EXERCISE REQUIREMENTS: Tally up the lines that include "JSON" and state that number by itself.

Collected data entries:
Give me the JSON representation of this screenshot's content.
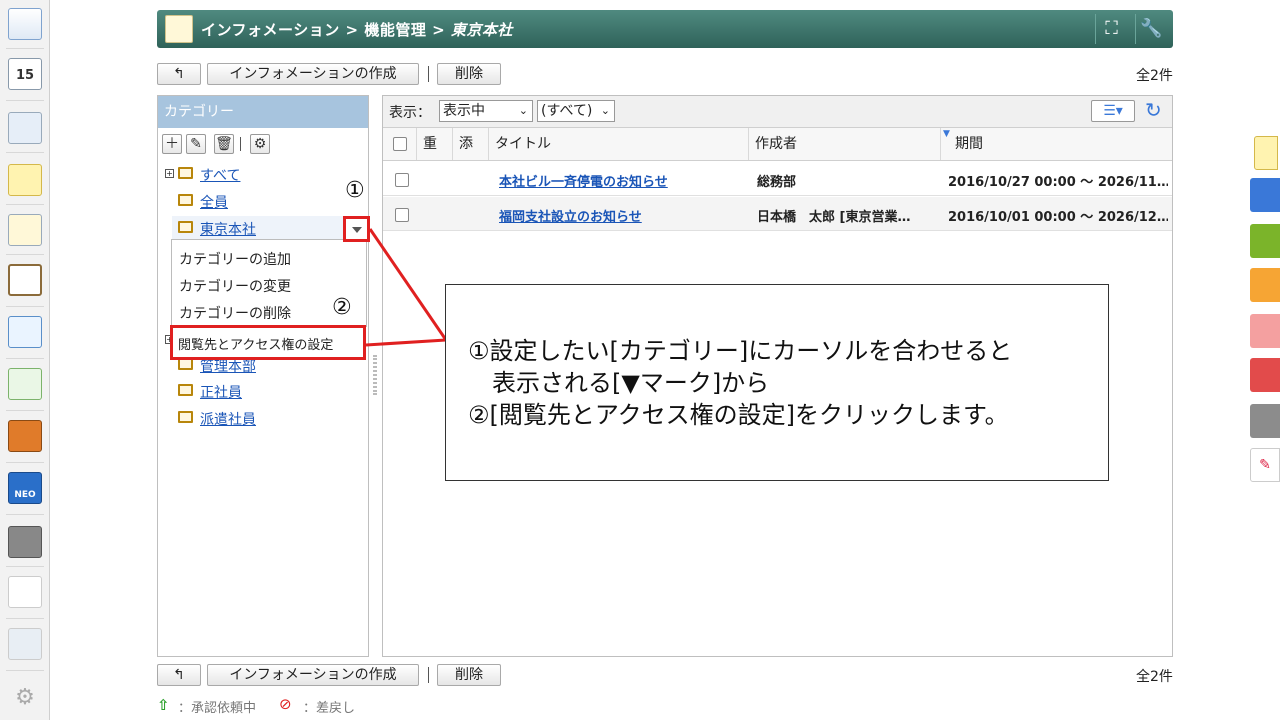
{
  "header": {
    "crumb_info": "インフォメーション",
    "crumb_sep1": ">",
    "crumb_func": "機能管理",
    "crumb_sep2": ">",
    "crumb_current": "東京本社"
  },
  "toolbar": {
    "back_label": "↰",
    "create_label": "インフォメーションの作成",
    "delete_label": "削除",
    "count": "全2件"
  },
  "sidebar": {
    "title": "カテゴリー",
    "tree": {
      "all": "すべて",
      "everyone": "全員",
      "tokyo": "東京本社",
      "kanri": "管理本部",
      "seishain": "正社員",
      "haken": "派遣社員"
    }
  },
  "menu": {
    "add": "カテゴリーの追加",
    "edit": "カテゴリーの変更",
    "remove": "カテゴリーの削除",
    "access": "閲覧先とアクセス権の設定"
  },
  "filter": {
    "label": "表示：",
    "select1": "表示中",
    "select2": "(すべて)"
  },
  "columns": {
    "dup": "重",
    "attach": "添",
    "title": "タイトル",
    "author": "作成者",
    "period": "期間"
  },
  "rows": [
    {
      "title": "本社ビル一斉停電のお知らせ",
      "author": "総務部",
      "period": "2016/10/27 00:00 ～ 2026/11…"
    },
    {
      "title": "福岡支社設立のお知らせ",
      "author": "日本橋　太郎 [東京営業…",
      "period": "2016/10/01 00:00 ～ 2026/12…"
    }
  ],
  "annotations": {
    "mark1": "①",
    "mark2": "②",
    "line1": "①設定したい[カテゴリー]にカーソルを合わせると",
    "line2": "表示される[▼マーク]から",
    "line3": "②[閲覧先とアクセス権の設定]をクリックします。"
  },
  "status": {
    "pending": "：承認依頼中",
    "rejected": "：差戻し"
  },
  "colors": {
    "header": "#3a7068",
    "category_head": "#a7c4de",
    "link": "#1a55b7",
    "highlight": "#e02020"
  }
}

--

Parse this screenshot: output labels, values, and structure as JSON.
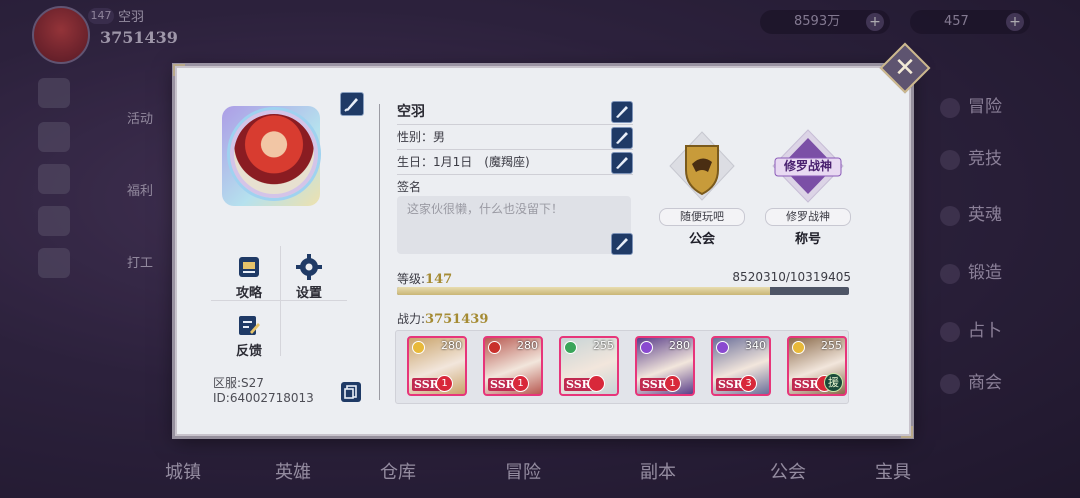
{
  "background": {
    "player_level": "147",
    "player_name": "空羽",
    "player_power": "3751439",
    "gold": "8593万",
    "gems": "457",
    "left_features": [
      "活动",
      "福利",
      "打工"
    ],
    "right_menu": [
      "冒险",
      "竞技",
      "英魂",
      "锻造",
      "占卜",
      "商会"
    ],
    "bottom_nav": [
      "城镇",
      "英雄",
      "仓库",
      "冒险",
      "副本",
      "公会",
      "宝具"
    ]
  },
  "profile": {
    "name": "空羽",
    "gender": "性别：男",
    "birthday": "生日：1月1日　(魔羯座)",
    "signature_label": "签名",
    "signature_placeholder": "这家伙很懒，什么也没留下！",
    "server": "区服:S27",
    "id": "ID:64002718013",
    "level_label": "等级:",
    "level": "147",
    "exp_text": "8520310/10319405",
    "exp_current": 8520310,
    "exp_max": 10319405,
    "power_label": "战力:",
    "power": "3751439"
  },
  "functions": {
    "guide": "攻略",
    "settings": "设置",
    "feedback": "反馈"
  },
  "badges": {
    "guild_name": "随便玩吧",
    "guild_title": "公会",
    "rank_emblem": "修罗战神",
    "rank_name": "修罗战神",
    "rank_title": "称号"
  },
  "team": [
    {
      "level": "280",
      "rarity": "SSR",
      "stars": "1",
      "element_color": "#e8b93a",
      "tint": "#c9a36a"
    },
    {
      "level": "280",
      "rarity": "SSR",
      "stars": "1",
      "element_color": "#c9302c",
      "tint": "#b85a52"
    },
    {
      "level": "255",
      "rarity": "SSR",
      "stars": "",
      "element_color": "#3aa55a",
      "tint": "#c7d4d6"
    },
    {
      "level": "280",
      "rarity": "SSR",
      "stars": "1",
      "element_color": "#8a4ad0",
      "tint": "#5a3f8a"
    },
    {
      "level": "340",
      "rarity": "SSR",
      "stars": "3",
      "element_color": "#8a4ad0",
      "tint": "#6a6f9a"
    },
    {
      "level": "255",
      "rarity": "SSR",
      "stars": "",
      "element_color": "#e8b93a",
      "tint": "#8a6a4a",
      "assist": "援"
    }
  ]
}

* * *

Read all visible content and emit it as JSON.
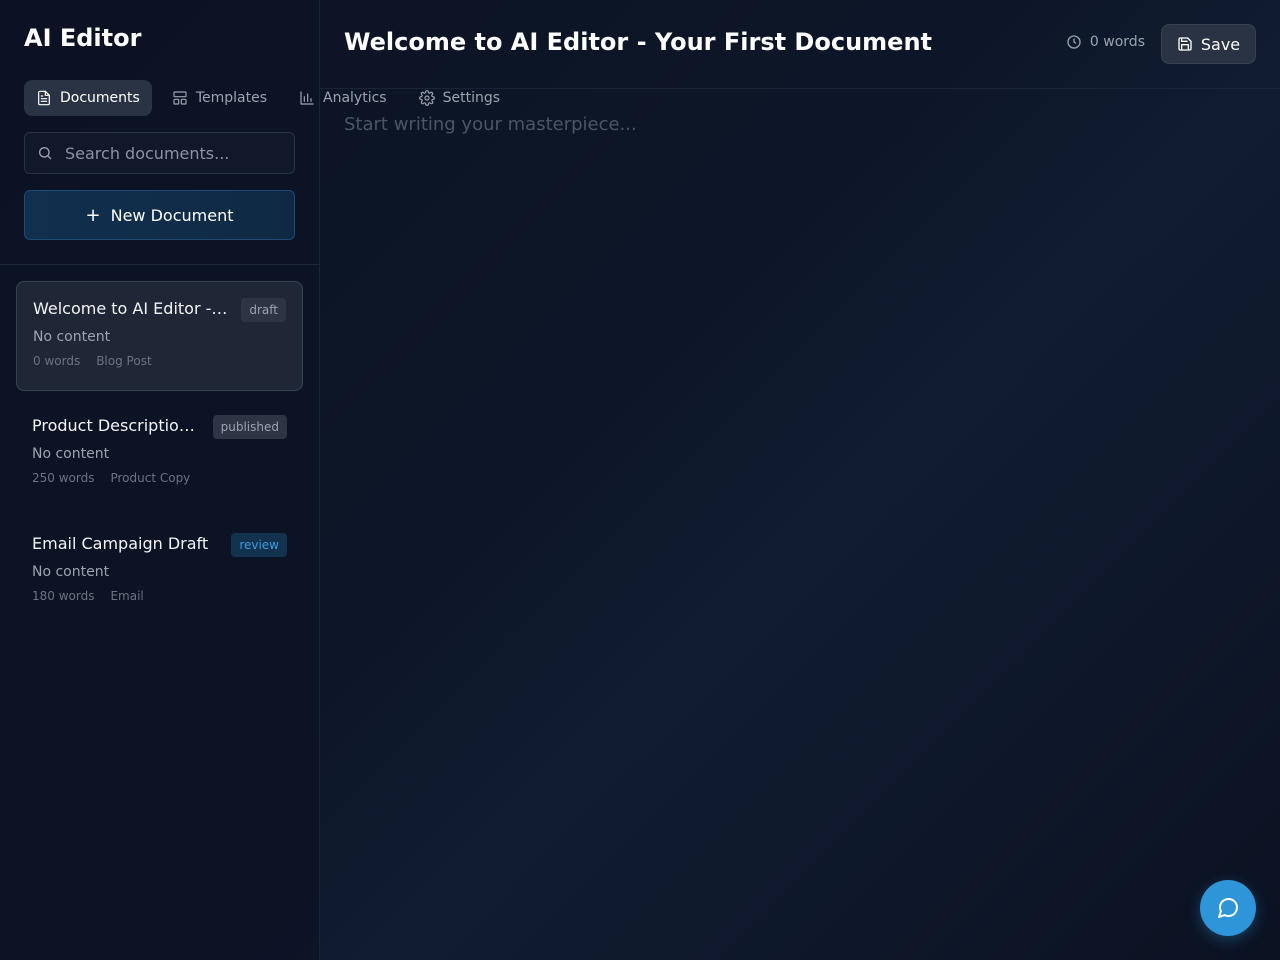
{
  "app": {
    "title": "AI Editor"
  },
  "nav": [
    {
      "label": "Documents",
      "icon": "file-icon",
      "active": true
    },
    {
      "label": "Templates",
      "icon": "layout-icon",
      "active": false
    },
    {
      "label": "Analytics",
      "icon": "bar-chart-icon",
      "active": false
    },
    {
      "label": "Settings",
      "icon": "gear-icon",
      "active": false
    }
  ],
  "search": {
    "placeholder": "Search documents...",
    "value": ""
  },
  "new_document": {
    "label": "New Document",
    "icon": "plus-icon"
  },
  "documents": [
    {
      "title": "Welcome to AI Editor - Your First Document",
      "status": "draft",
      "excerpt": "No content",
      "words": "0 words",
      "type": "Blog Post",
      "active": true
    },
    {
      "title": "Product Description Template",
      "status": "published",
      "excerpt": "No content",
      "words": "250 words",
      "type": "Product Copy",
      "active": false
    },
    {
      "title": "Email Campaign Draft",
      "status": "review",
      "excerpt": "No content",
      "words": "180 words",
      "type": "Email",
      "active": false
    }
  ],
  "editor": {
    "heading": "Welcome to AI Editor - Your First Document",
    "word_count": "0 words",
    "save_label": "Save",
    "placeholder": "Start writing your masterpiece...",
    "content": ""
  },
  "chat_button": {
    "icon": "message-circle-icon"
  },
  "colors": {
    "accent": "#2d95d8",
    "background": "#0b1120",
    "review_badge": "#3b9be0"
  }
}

EXERCISE OUTPUT: 3